TASK DIRECTIONS
Lines containing the word "Parse" are to be located and copied.

* START DATA PROVIDED *

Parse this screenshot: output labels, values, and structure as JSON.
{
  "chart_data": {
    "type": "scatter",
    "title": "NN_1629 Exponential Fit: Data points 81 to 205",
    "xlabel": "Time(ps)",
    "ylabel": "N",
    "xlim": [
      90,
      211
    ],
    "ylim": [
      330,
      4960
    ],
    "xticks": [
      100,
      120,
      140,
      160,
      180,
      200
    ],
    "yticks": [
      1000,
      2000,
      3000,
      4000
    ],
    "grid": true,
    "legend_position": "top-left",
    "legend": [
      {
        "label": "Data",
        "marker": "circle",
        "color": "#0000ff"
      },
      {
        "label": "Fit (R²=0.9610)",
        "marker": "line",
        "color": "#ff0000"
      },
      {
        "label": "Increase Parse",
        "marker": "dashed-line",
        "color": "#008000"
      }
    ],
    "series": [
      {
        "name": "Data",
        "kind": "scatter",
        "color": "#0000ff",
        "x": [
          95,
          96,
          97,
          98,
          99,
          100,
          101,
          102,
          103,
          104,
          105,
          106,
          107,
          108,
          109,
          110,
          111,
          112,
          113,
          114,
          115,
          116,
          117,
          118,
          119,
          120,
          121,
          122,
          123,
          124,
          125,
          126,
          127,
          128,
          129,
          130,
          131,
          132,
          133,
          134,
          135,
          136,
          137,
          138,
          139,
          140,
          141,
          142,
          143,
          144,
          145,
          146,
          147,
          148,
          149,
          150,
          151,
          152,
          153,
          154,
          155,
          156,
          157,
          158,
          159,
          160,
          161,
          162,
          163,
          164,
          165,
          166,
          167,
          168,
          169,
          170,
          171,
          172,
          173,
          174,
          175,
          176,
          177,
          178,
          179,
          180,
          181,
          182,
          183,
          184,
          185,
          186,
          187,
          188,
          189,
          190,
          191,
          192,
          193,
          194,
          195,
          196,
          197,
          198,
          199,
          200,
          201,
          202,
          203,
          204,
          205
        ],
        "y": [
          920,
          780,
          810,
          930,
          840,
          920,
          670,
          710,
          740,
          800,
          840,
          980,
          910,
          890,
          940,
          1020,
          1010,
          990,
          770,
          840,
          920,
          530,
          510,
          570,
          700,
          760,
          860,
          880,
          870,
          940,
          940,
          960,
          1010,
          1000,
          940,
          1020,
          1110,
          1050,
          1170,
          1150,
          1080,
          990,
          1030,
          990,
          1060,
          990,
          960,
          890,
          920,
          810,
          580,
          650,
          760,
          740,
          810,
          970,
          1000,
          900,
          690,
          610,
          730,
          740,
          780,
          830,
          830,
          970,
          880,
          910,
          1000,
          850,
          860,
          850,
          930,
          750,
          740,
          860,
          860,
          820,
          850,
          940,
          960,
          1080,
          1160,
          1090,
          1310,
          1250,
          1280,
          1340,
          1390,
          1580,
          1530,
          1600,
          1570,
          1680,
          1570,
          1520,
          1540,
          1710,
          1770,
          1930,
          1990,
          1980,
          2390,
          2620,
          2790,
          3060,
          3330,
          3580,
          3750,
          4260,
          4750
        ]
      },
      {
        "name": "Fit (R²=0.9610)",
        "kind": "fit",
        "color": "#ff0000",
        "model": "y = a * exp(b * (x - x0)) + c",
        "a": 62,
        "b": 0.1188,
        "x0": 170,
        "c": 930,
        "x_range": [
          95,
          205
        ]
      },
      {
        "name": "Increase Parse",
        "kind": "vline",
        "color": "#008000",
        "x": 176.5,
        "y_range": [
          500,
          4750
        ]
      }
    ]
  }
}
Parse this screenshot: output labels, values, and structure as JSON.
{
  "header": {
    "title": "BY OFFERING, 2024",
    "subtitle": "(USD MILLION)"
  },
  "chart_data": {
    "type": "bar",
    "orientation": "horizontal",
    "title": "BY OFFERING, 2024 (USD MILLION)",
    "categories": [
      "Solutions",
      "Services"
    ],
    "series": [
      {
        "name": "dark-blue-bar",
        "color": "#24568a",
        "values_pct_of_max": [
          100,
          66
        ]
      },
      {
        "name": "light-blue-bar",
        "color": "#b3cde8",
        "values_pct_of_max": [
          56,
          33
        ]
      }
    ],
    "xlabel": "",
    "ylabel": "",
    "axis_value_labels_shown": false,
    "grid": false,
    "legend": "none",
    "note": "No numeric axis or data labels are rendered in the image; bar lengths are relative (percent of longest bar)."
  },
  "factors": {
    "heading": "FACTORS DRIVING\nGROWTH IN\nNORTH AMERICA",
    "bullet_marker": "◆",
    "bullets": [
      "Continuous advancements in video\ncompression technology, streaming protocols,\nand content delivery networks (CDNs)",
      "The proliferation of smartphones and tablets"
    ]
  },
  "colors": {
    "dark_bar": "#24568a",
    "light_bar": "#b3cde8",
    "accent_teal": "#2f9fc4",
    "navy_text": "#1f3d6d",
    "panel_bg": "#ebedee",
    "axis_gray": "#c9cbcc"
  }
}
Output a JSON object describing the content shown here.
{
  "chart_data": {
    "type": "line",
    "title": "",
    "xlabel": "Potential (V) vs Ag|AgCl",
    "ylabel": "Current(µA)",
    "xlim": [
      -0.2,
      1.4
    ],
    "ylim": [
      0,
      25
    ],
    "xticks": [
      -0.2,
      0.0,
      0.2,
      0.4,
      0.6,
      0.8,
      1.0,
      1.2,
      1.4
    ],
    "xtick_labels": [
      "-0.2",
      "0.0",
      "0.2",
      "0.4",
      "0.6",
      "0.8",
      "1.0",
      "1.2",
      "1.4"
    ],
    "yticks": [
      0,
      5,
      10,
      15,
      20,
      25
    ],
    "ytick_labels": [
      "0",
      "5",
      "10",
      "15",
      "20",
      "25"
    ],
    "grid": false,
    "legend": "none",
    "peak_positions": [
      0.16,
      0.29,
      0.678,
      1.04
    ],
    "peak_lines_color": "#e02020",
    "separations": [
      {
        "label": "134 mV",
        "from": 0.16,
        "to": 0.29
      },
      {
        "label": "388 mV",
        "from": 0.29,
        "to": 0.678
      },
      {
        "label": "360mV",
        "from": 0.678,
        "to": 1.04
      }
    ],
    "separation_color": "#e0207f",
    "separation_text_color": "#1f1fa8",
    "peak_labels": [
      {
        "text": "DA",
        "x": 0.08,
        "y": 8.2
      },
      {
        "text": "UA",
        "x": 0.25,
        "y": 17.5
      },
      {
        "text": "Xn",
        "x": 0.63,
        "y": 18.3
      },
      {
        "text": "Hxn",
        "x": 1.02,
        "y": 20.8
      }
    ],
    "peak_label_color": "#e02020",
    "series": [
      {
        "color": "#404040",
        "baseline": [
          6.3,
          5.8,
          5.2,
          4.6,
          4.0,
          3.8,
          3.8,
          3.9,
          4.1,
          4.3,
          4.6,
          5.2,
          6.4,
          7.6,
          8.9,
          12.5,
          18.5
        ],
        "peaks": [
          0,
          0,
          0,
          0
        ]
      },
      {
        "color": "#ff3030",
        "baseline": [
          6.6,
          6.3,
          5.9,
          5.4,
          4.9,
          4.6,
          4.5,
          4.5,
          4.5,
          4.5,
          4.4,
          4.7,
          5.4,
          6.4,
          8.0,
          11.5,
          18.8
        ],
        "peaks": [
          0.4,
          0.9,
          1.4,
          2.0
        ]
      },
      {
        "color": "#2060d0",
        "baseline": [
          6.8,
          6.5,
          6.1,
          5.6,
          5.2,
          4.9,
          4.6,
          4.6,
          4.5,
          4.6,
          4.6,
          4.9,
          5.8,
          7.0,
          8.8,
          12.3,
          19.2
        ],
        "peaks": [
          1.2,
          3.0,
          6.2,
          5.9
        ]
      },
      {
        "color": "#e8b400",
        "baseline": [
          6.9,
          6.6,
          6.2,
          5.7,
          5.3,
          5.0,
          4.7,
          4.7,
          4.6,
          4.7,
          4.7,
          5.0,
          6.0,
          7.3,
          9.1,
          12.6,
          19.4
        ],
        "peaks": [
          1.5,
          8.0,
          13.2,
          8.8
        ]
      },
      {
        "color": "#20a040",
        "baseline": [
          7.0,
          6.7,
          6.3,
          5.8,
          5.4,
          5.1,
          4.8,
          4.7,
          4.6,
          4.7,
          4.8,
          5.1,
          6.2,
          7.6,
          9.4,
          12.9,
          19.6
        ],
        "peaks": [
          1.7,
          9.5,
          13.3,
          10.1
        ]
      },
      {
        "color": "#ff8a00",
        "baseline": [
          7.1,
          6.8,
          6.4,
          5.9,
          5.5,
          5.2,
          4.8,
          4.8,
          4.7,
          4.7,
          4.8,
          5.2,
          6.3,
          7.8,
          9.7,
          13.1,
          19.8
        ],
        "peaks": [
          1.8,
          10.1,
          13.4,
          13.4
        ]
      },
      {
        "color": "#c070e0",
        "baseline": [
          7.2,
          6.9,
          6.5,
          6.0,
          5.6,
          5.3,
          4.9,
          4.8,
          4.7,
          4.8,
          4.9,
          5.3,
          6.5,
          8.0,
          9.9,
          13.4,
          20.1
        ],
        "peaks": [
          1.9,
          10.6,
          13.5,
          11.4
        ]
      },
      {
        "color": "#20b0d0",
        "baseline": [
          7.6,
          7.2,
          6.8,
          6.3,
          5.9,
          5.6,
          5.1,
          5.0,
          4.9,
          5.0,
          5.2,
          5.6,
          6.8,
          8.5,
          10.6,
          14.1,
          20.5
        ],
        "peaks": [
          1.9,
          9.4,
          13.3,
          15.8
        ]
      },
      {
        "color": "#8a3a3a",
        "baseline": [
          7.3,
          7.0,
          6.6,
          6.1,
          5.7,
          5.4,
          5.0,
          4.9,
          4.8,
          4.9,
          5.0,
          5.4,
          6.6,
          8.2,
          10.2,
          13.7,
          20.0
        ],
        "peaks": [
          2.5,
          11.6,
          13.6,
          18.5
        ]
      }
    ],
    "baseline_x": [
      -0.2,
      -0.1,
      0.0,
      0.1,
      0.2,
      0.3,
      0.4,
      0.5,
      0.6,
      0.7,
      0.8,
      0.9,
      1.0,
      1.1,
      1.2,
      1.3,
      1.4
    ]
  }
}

* END DATA PROVIDED *

TASK OUTPUT
Parse this screenshot: output labels, values, and structure as JSON.
        "label": "Increase Parse",
        "name": "Increase Parse",
Parse this screenshot: output labels, values, and structure as JSON.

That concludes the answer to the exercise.